Problem to work on.
Copy each line of the material below that includes the string "комитета".

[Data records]
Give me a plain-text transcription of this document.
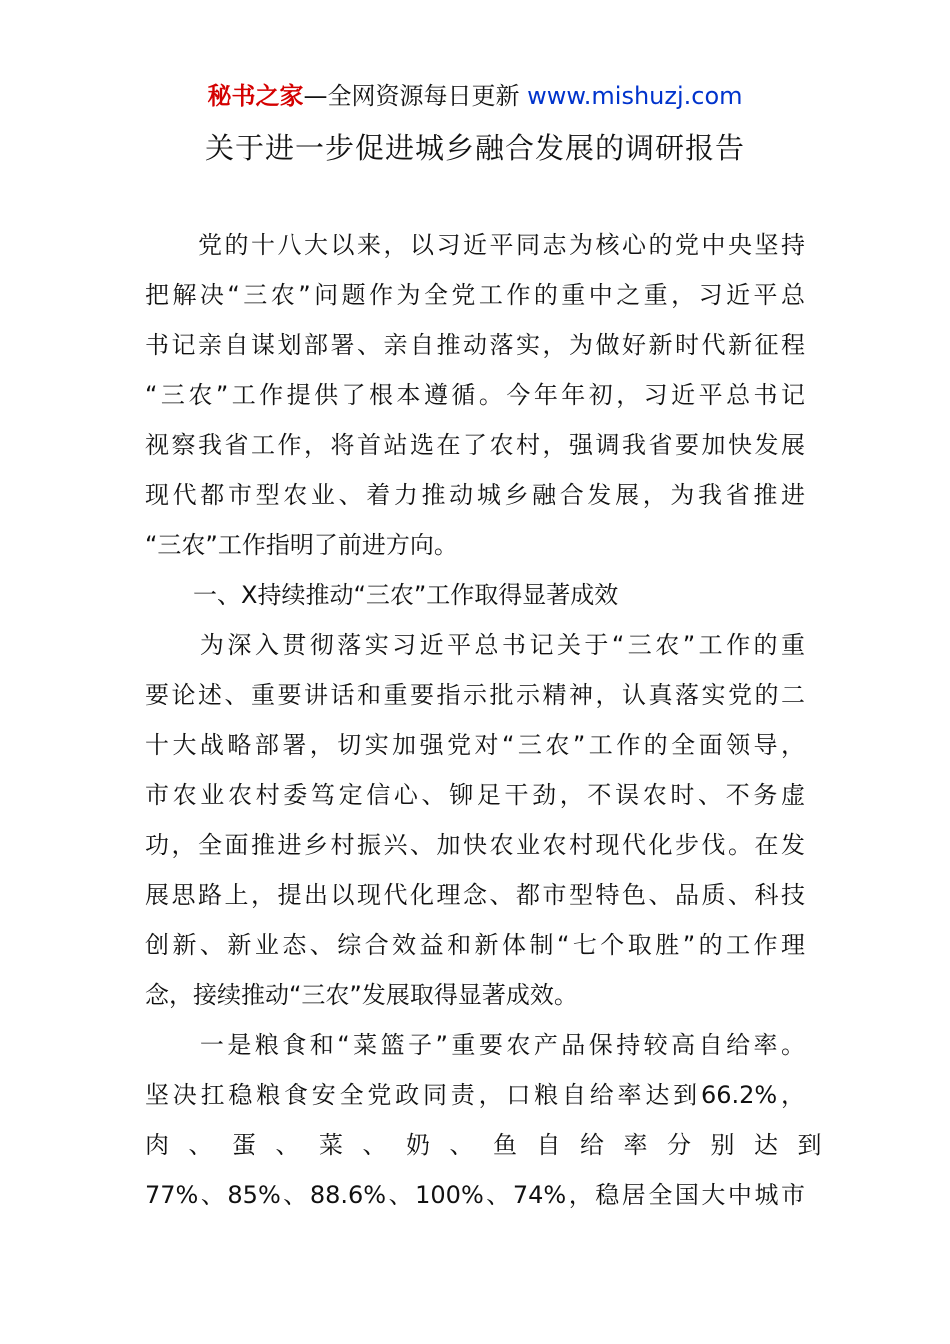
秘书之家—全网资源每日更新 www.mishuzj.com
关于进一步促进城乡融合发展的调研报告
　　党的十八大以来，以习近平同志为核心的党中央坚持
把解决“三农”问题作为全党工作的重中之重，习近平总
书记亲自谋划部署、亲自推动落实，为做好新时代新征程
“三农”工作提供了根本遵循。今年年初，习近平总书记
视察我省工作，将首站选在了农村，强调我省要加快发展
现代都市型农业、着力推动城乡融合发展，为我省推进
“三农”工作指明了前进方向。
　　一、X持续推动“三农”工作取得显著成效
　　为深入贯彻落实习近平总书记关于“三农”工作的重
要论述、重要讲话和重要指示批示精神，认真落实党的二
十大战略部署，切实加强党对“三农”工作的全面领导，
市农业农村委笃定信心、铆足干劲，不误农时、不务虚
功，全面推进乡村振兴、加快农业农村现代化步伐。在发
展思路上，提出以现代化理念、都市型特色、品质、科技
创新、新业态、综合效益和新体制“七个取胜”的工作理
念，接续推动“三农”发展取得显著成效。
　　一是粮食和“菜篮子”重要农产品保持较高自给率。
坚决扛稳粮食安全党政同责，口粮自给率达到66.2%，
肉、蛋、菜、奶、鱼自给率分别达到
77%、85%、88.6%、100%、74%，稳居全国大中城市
---
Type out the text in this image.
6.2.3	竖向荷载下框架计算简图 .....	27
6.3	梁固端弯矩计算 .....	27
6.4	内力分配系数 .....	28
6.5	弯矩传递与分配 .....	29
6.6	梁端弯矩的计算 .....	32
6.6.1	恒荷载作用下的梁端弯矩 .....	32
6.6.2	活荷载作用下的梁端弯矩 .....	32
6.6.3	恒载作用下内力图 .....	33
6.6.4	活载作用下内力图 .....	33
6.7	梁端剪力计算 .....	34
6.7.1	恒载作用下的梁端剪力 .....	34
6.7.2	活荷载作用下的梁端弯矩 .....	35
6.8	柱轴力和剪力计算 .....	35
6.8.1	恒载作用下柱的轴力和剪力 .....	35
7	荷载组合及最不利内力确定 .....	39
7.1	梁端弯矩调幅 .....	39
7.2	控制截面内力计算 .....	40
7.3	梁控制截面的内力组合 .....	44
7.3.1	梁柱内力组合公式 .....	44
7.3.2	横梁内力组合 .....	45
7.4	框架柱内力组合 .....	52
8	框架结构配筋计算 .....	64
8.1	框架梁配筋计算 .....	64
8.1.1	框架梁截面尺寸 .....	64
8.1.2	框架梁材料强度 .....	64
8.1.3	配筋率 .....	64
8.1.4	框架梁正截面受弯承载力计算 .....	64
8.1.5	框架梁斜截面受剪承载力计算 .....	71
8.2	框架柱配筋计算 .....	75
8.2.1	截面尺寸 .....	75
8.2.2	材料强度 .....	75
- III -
...
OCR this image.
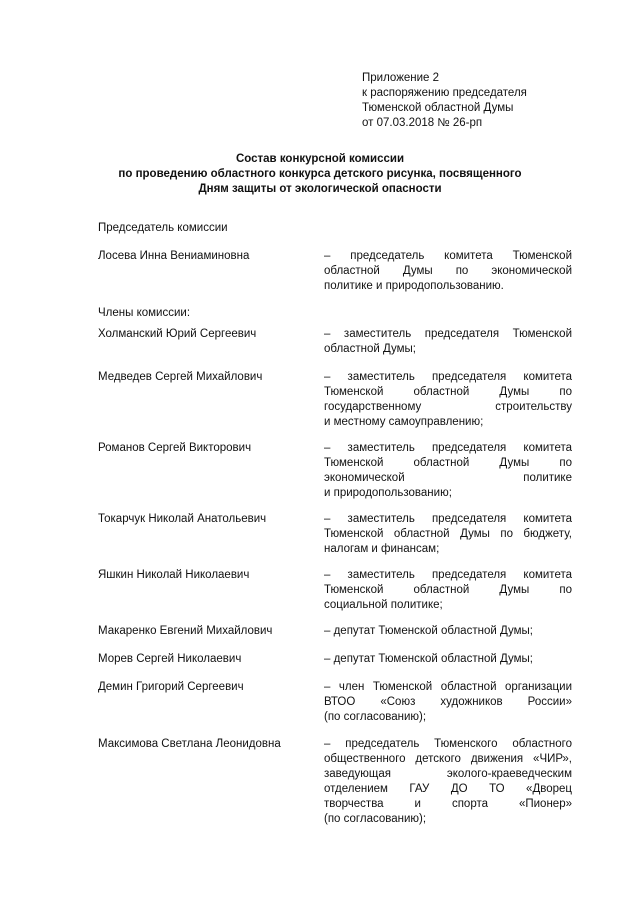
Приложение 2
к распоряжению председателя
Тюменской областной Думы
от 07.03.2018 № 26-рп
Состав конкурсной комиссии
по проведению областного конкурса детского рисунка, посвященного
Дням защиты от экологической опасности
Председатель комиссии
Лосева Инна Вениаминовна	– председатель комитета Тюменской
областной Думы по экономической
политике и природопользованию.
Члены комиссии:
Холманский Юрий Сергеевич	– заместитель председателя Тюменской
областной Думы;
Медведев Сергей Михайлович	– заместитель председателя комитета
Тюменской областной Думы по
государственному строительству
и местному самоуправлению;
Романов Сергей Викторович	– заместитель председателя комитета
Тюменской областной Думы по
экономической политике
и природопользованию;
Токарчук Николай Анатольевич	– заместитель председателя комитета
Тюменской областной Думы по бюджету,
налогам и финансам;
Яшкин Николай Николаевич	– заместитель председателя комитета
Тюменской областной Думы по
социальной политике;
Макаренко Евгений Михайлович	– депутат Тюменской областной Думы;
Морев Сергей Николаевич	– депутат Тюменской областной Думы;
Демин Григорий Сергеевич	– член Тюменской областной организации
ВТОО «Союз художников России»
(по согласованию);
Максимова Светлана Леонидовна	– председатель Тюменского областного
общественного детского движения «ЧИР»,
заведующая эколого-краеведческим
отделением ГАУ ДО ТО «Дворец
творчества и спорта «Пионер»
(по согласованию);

Solution to the problem.
Лосева Инна Вениаминовна	– председатель комитета Тюменской
Медведев Сергей Михайлович	– заместитель председателя комитета
Романов Сергей Викторович	– заместитель председателя комитета
Токарчук Николай Анатольевич	– заместитель председателя комитета
Яшкин Николай Николаевич	– заместитель председателя комитета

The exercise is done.